» **Task to carry out**: Write out all of the entries exactly as given.

═════ Provided records ═════

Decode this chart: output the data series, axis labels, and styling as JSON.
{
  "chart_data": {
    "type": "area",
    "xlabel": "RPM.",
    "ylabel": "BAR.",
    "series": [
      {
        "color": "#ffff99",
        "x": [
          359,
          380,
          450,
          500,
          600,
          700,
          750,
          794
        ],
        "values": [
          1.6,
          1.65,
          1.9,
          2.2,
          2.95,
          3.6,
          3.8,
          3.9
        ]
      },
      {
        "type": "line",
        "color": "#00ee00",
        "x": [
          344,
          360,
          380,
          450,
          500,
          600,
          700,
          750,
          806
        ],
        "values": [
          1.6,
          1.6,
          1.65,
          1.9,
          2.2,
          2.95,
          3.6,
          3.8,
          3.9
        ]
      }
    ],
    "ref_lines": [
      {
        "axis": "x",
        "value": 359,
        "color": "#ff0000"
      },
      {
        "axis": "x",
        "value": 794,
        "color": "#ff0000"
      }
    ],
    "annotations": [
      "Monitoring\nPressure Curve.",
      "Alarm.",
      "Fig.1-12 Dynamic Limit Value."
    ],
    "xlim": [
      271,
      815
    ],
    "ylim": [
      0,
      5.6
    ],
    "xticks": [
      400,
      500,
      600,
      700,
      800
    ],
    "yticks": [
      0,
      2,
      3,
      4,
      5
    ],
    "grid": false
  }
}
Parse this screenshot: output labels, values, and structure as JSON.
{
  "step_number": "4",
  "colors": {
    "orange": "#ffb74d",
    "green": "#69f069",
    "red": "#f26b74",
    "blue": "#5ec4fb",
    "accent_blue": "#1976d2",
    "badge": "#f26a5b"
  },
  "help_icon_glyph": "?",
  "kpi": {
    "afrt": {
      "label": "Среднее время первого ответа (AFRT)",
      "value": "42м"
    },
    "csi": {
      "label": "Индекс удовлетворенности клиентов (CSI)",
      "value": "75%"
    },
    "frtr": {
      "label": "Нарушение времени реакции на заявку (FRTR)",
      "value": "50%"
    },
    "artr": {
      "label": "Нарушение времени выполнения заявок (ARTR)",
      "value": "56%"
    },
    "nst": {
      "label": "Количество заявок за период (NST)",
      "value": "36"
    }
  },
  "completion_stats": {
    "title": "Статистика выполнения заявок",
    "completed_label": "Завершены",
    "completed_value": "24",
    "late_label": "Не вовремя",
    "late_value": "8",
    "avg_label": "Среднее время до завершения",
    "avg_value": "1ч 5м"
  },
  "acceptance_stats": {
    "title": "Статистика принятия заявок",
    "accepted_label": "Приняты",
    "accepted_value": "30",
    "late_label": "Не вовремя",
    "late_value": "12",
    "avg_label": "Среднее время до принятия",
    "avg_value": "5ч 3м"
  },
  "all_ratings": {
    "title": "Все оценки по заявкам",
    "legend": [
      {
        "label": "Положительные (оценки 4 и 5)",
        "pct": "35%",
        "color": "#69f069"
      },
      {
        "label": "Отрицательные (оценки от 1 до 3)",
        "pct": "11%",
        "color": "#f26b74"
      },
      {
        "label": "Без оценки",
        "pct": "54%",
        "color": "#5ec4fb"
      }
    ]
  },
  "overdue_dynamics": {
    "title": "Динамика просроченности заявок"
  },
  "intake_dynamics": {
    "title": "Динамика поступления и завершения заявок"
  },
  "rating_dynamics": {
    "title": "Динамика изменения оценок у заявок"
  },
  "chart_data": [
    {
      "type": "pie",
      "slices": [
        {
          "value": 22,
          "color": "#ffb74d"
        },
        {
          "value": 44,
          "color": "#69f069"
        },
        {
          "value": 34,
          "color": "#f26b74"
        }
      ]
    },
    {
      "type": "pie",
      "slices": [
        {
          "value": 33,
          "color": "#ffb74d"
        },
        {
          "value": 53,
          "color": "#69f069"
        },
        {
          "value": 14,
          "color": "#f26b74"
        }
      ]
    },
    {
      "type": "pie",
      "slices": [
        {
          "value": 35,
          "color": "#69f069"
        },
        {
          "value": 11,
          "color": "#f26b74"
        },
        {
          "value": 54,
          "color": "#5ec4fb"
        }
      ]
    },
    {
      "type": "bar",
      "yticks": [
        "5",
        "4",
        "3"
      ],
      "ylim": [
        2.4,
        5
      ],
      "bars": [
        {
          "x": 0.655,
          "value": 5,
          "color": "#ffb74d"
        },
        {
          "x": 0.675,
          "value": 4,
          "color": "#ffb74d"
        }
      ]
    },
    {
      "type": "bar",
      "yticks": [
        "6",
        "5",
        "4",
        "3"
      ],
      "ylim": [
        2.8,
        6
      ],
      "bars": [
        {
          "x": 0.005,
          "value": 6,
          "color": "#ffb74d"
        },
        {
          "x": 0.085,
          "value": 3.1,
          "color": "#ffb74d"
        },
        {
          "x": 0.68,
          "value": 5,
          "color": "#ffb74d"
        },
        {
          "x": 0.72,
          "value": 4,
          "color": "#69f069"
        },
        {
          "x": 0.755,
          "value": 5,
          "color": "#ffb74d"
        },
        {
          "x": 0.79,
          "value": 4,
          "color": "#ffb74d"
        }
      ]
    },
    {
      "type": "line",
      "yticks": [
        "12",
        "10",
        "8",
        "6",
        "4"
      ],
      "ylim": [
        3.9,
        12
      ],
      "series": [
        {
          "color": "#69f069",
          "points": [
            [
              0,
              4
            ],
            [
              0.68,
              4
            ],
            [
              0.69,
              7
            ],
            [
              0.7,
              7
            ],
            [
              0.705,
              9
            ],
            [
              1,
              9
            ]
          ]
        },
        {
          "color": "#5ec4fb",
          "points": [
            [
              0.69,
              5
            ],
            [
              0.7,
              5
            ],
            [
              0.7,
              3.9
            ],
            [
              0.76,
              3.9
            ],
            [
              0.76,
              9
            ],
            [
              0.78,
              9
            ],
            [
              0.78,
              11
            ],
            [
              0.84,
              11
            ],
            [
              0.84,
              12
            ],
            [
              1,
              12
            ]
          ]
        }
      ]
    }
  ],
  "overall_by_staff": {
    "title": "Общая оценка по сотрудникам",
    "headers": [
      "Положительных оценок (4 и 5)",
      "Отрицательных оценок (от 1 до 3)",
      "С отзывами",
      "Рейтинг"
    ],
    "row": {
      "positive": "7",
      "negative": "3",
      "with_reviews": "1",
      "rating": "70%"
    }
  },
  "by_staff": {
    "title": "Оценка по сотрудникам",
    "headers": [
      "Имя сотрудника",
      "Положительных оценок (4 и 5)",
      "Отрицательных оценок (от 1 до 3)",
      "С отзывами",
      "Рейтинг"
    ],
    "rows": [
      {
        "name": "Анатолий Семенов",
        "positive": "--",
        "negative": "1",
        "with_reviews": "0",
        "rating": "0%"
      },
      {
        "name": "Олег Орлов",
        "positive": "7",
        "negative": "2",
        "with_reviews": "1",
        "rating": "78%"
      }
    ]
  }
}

═════

» **Answer to the problem**:
Decode this chart: output the data series, axis labels, and styling as JSON.
{
  "chart_data": {
    "type": "area",
    "xlabel": "RPM.",
    "ylabel": "BAR.",
    "series": [
      {
        "color": "#ffff99",
        "x": [
          359,
          380,
          450,
          500,
          600,
          700,
          750,
          794
        ],
        "values": [
          1.6,
          1.65,
          1.9,
          2.2,
          2.95,
          3.6,
          3.8,
          3.9
        ]
      },
      {
        "type": "line",
        "color": "#00ee00",
        "x": [
          344,
          360,
          380,
          450,
          500,
          600,
          700,
          750,
          806
        ],
        "values": [
          1.6,
          1.6,
          1.65,
          1.9,
          2.2,
          2.95,
          3.6,
          3.8,
          3.9
        ]
      }
    ],
    "ref_lines": [
      {
        "axis": "x",
        "value": 359,
        "color": "#ff0000"
      },
      {
        "axis": "x",
        "value": 794,
        "color": "#ff0000"
      }
    ],
    "annotations": [
      "Monitoring\nPressure Curve.",
      "Alarm.",
      "Fig.1-12 Dynamic Limit Value."
    ],
    "xlim": [
      271,
      815
    ],
    "ylim": [
      0,
      5.6
    ],
    "xticks": [
      400,
      500,
      600,
      700,
      800
    ],
    "yticks": [
      0,
      2,
      3,
      4,
      5
    ],
    "grid": false
  }
}
Parse this screenshot: output labels, values, and structure as JSON.
{
  "step_number": "4",
  "colors": {
    "orange": "#ffb74d",
    "green": "#69f069",
    "red": "#f26b74",
    "blue": "#5ec4fb",
    "accent_blue": "#1976d2",
    "badge": "#f26a5b"
  },
  "help_icon_glyph": "?",
  "kpi": {
    "afrt": {
      "label": "Среднее время первого ответа (AFRT)",
      "value": "42м"
    },
    "csi": {
      "label": "Индекс удовлетворенности клиентов (CSI)",
      "value": "75%"
    },
    "frtr": {
      "label": "Нарушение времени реакции на заявку (FRTR)",
      "value": "50%"
    },
    "artr": {
      "label": "Нарушение времени выполнения заявок (ARTR)",
      "value": "56%"
    },
    "nst": {
      "label": "Количество заявок за период (NST)",
      "value": "36"
    }
  },
  "completion_stats": {
    "title": "Статистика выполнения заявок",
    "completed_label": "Завершены",
    "completed_value": "24",
    "late_label": "Не вовремя",
    "late_value": "8",
    "avg_label": "Среднее время до завершения",
    "avg_value": "1ч 5м"
  },
  "acceptance_stats": {
    "title": "Статистика принятия заявок",
    "accepted_label": "Приняты",
    "accepted_value": "30",
    "late_label": "Не вовремя",
    "late_value": "12",
    "avg_label": "Среднее время до принятия",
    "avg_value": "5ч 3м"
  },
  "all_ratings": {
    "title": "Все оценки по заявкам",
    "legend": [
      {
        "label": "Положительные (оценки 4 и 5)",
        "pct": "35%",
        "color": "#69f069"
      },
      {
        "label": "Отрицательные (оценки от 1 до 3)",
        "pct": "11%",
        "color": "#f26b74"
      },
      {
        "label": "Без оценки",
        "pct": "54%",
        "color": "#5ec4fb"
      }
    ]
  },
  "overdue_dynamics": {
    "title": "Динамика просроченности заявок"
  },
  "intake_dynamics": {
    "title": "Динамика поступления и завершения заявок"
  },
  "rating_dynamics": {
    "title": "Динамика изменения оценок у заявок"
  },
  "chart_data": [
    {
      "type": "pie",
      "slices": [
        {
          "value": 22,
          "color": "#ffb74d"
        },
        {
          "value": 44,
          "color": "#69f069"
        },
        {
          "value": 34,
          "color": "#f26b74"
        }
      ]
    },
    {
      "type": "pie",
      "slices": [
        {
          "value": 33,
          "color": "#ffb74d"
        },
        {
          "value": 53,
          "color": "#69f069"
        },
        {
          "value": 14,
          "color": "#f26b74"
        }
      ]
    },
    {
      "type": "pie",
      "slices": [
        {
          "value": 35,
          "color": "#69f069"
        },
        {
          "value": 11,
          "color": "#f26b74"
        },
        {
          "value": 54,
          "color": "#5ec4fb"
        }
      ]
    },
    {
      "type": "bar",
      "yticks": [
        "5",
        "4",
        "3"
      ],
      "ylim": [
        2.4,
        5
      ],
      "bars": [
        {
          "x": 0.655,
          "value": 5,
          "color": "#ffb74d"
        },
        {
          "x": 0.675,
          "value": 4,
          "color": "#ffb74d"
        }
      ]
    },
    {
      "type": "bar",
      "yticks": [
        "6",
        "5",
        "4",
        "3"
      ],
      "ylim": [
        2.8,
        6
      ],
      "bars": [
        {
          "x": 0.005,
          "value": 6,
          "color": "#ffb74d"
        },
        {
          "x": 0.085,
          "value": 3.1,
          "color": "#ffb74d"
        },
        {
          "x": 0.68,
          "value": 5,
          "color": "#ffb74d"
        },
        {
          "x": 0.72,
          "value": 4,
          "color": "#69f069"
        },
        {
          "x": 0.755,
          "value": 5,
          "color": "#ffb74d"
        },
        {
          "x": 0.79,
          "value": 4,
          "color": "#ffb74d"
        }
      ]
    },
    {
      "type": "line",
      "yticks": [
        "12",
        "10",
        "8",
        "6",
        "4"
      ],
      "ylim": [
        3.9,
        12
      ],
      "series": [
        {
          "color": "#69f069",
          "points": [
            [
              0,
              4
            ],
            [
              0.68,
              4
            ],
            [
              0.69,
              7
            ],
            [
              0.7,
              7
            ],
            [
              0.705,
              9
            ],
            [
              1,
              9
            ]
          ]
        },
        {
          "color": "#5ec4fb",
          "points": [
            [
              0.69,
              5
            ],
            [
              0.7,
              5
            ],
            [
              0.7,
              3.9
            ],
            [
              0.76,
              3.9
            ],
            [
              0.76,
              9
            ],
            [
              0.78,
              9
            ],
            [
              0.78,
              11
            ],
            [
              0.84,
              11
            ],
            [
              0.84,
              12
            ],
            [
              1,
              12
            ]
          ]
        }
      ]
    }
  ],
  "overall_by_staff": {
    "title": "Общая оценка по сотрудникам",
    "headers": [
      "Положительных оценок (4 и 5)",
      "Отрицательных оценок (от 1 до 3)",
      "С отзывами",
      "Рейтинг"
    ],
    "row": {
      "positive": "7",
      "negative": "3",
      "with_reviews": "1",
      "rating": "70%"
    }
  },
  "by_staff": {
    "title": "Оценка по сотрудникам",
    "headers": [
      "Имя сотрудника",
      "Положительных оценок (4 и 5)",
      "Отрицательных оценок (от 1 до 3)",
      "С отзывами",
      "Рейтинг"
    ],
    "rows": [
      {
        "name": "Анатолий Семенов",
        "positive": "--",
        "negative": "1",
        "with_reviews": "0",
        "rating": "0%"
      },
      {
        "name": "Олег Орлов",
        "positive": "7",
        "negative": "2",
        "with_reviews": "1",
        "rating": "78%"
      }
    ]
  }
}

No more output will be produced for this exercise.